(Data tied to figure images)
[start]

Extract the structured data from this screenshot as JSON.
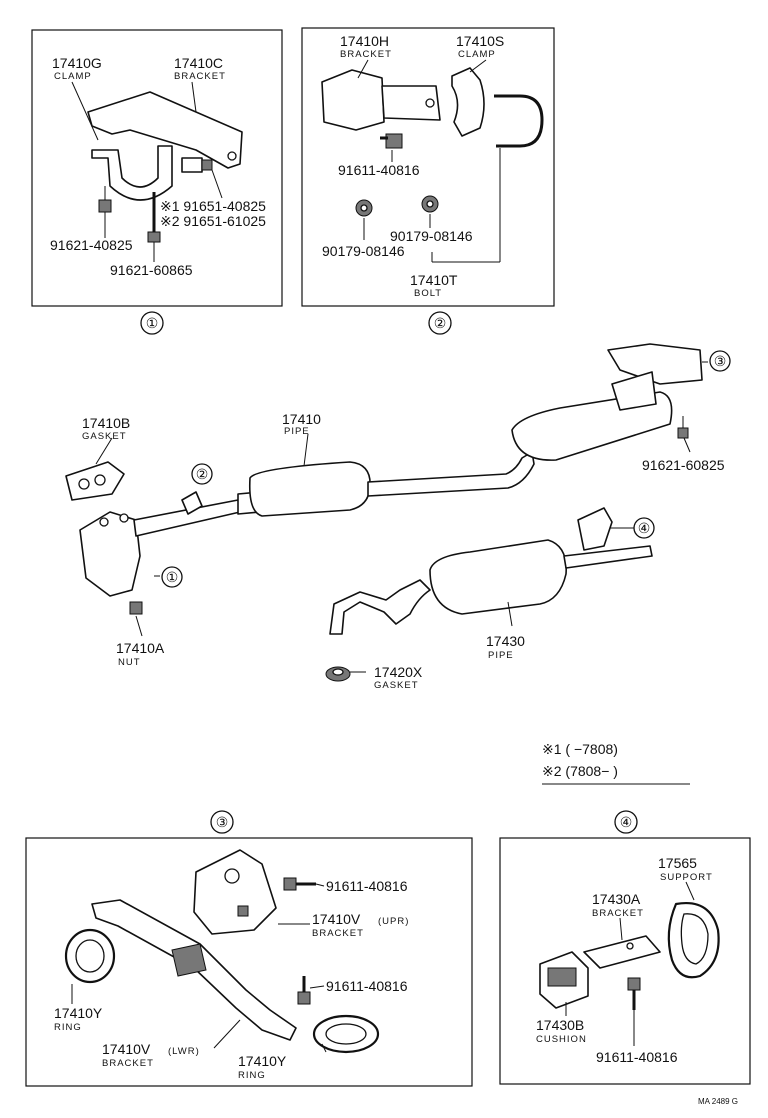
{
  "callouts": [
    "①",
    "②",
    "③",
    "④"
  ],
  "box1": {
    "clamp_pn": "17410G",
    "clamp_name": "CLAMP",
    "bracket_pn": "17410C",
    "bracket_name": "BRACKET",
    "bolt_note_1": "※1  91651-40825",
    "bolt_note_2": "※2  91651-61025",
    "bolt_pn": "91621-40825",
    "stud_pn": "91621-60865"
  },
  "box2": {
    "bracket_pn": "17410H",
    "bracket_name": "BRACKET",
    "clamp_pn": "17410S",
    "clamp_name": "CLAMP",
    "bolt_pn": "91611-40816",
    "nut_a_pn": "90179-08146",
    "nut_b_pn": "90179-08146",
    "ubolt_pn": "17410T",
    "ubolt_name": "BOLT"
  },
  "main": {
    "gasket_pn": "17410B",
    "gasket_name": "GASKET",
    "pipe_pn": "17410",
    "pipe_name": "PIPE",
    "bolt_pn": "91621-60825",
    "nut_pn": "17410A",
    "nut_name": "NUT",
    "tail_pipe_pn": "17430",
    "tail_pipe_name": "PIPE",
    "gasket2_pn": "17420X",
    "gasket2_name": "GASKET"
  },
  "notes": {
    "n1": "※1  (        −7808)",
    "n2": "※2  (7808−        )"
  },
  "box3": {
    "bolt_a_pn": "91611-40816",
    "upr_pn": "17410V",
    "upr_suffix": "(UPR)",
    "upr_name": "BRACKET",
    "bolt_b_pn": "91611-40816",
    "ring_a_pn": "17410Y",
    "ring_a_name": "RING",
    "lwr_pn": "17410V",
    "lwr_suffix": "(LWR)",
    "lwr_name": "BRACKET",
    "ring_b_pn": "17410Y",
    "ring_b_name": "RING"
  },
  "box4": {
    "support_pn": "17565",
    "support_name": "SUPPORT",
    "bracket_pn": "17430A",
    "bracket_name": "BRACKET",
    "cushion_pn": "17430B",
    "cushion_name": "CUSHION",
    "bolt_pn": "91611-40816"
  },
  "reference_code": "MA 2489 G"
}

[end]

From the entries above, output every line exactly and omit any image.

Extract the structured data from this screenshot as JSON.
{
  "callouts": [
    "①",
    "②",
    "③",
    "④"
  ],
  "box1": {
    "clamp_pn": "17410G",
    "clamp_name": "CLAMP",
    "bracket_pn": "17410C",
    "bracket_name": "BRACKET",
    "bolt_note_1": "※1  91651-40825",
    "bolt_note_2": "※2  91651-61025",
    "bolt_pn": "91621-40825",
    "stud_pn": "91621-60865"
  },
  "box2": {
    "bracket_pn": "17410H",
    "bracket_name": "BRACKET",
    "clamp_pn": "17410S",
    "clamp_name": "CLAMP",
    "bolt_pn": "91611-40816",
    "nut_a_pn": "90179-08146",
    "nut_b_pn": "90179-08146",
    "ubolt_pn": "17410T",
    "ubolt_name": "BOLT"
  },
  "main": {
    "gasket_pn": "17410B",
    "gasket_name": "GASKET",
    "pipe_pn": "17410",
    "pipe_name": "PIPE",
    "bolt_pn": "91621-60825",
    "nut_pn": "17410A",
    "nut_name": "NUT",
    "tail_pipe_pn": "17430",
    "tail_pipe_name": "PIPE",
    "gasket2_pn": "17420X",
    "gasket2_name": "GASKET"
  },
  "notes": {
    "n1": "※1  (        −7808)",
    "n2": "※2  (7808−        )"
  },
  "box3": {
    "bolt_a_pn": "91611-40816",
    "upr_pn": "17410V",
    "upr_suffix": "(UPR)",
    "upr_name": "BRACKET",
    "bolt_b_pn": "91611-40816",
    "ring_a_pn": "17410Y",
    "ring_a_name": "RING",
    "lwr_pn": "17410V",
    "lwr_suffix": "(LWR)",
    "lwr_name": "BRACKET",
    "ring_b_pn": "17410Y",
    "ring_b_name": "RING"
  },
  "box4": {
    "support_pn": "17565",
    "support_name": "SUPPORT",
    "bracket_pn": "17430A",
    "bracket_name": "BRACKET",
    "cushion_pn": "17430B",
    "cushion_name": "CUSHION",
    "bolt_pn": "91611-40816"
  },
  "reference_code": "MA 2489 G"
}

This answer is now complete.